» Task instructions
Select each line where the word "Quantiles" appears.

Figure contents as structured data
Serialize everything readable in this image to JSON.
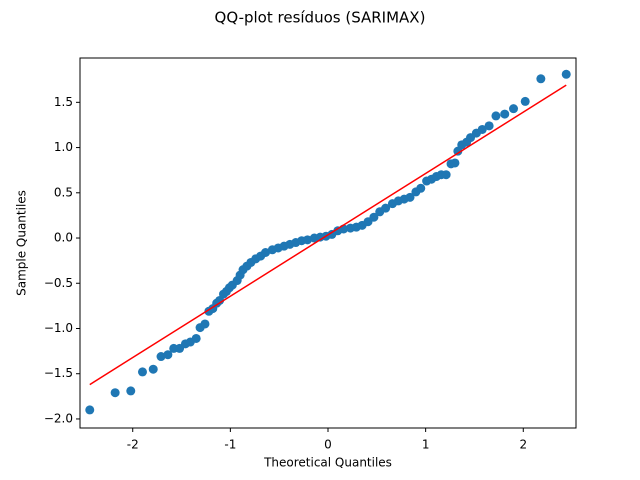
{
  "chart_data": {
    "type": "scatter",
    "title": "QQ-plot resíduos (SARIMAX)",
    "xlabel": "Theoretical Quantiles",
    "ylabel": "Sample Quantiles",
    "color": "#1f77b4",
    "x": [
      -2.44,
      -2.18,
      -2.02,
      -1.9,
      -1.79,
      -1.71,
      -1.64,
      -1.58,
      -1.52,
      -1.46,
      -1.41,
      -1.35,
      -1.31,
      -1.26,
      -1.22,
      -1.18,
      -1.14,
      -1.11,
      -1.07,
      -1.04,
      -1.01,
      -0.98,
      -0.93,
      -0.9,
      -0.87,
      -0.83,
      -0.79,
      -0.74,
      -0.69,
      -0.64,
      -0.57,
      -0.51,
      -0.45,
      -0.39,
      -0.33,
      -0.27,
      -0.21,
      -0.14,
      -0.08,
      -0.02,
      0.04,
      0.1,
      0.16,
      0.23,
      0.29,
      0.35,
      0.41,
      0.47,
      0.53,
      0.59,
      0.66,
      0.72,
      0.78,
      0.84,
      0.9,
      0.95,
      1.01,
      1.06,
      1.11,
      1.16,
      1.21,
      1.26,
      1.3,
      1.33,
      1.37,
      1.42,
      1.46,
      1.52,
      1.58,
      1.65,
      1.72,
      1.81,
      1.9,
      2.02,
      2.18,
      2.44
    ],
    "values": [
      -1.9,
      -1.71,
      -1.69,
      -1.48,
      -1.45,
      -1.31,
      -1.29,
      -1.22,
      -1.22,
      -1.17,
      -1.15,
      -1.11,
      -0.99,
      -0.95,
      -0.81,
      -0.78,
      -0.72,
      -0.69,
      -0.62,
      -0.59,
      -0.55,
      -0.52,
      -0.47,
      -0.41,
      -0.35,
      -0.31,
      -0.27,
      -0.23,
      -0.2,
      -0.16,
      -0.13,
      -0.11,
      -0.09,
      -0.07,
      -0.05,
      -0.03,
      -0.02,
      0.0,
      0.01,
      0.02,
      0.04,
      0.08,
      0.1,
      0.11,
      0.12,
      0.14,
      0.18,
      0.23,
      0.29,
      0.33,
      0.38,
      0.41,
      0.43,
      0.45,
      0.51,
      0.55,
      0.63,
      0.65,
      0.68,
      0.7,
      0.7,
      0.82,
      0.83,
      0.96,
      1.03,
      1.06,
      1.11,
      1.16,
      1.2,
      1.24,
      1.35,
      1.37,
      1.43,
      1.51,
      1.76,
      1.81
    ],
    "line": {
      "x": [
        -2.44,
        2.44
      ],
      "values": [
        -1.62,
        1.69
      ],
      "color": "#ff0000"
    },
    "xlim": [
      -2.54,
      2.54
    ],
    "ylim": [
      -2.1,
      1.99
    ],
    "xticks": [
      -2,
      -1,
      0,
      1,
      2
    ],
    "yticks": [
      {
        "value": -2,
        "label": "−2.0"
      },
      {
        "value": -1.5,
        "label": "−1.5"
      },
      {
        "value": -1,
        "label": "−1.0"
      },
      {
        "value": -0.5,
        "label": "−0.5"
      },
      {
        "value": 0,
        "label": "0.0"
      },
      {
        "value": 0.5,
        "label": "0.5"
      },
      {
        "value": 1,
        "label": "1.0"
      },
      {
        "value": 1.5,
        "label": "1.5"
      }
    ],
    "grid": false
  }
}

» Expected output
    "xlabel": "Theoretical Quantiles",
    "ylabel": "Sample Quantiles",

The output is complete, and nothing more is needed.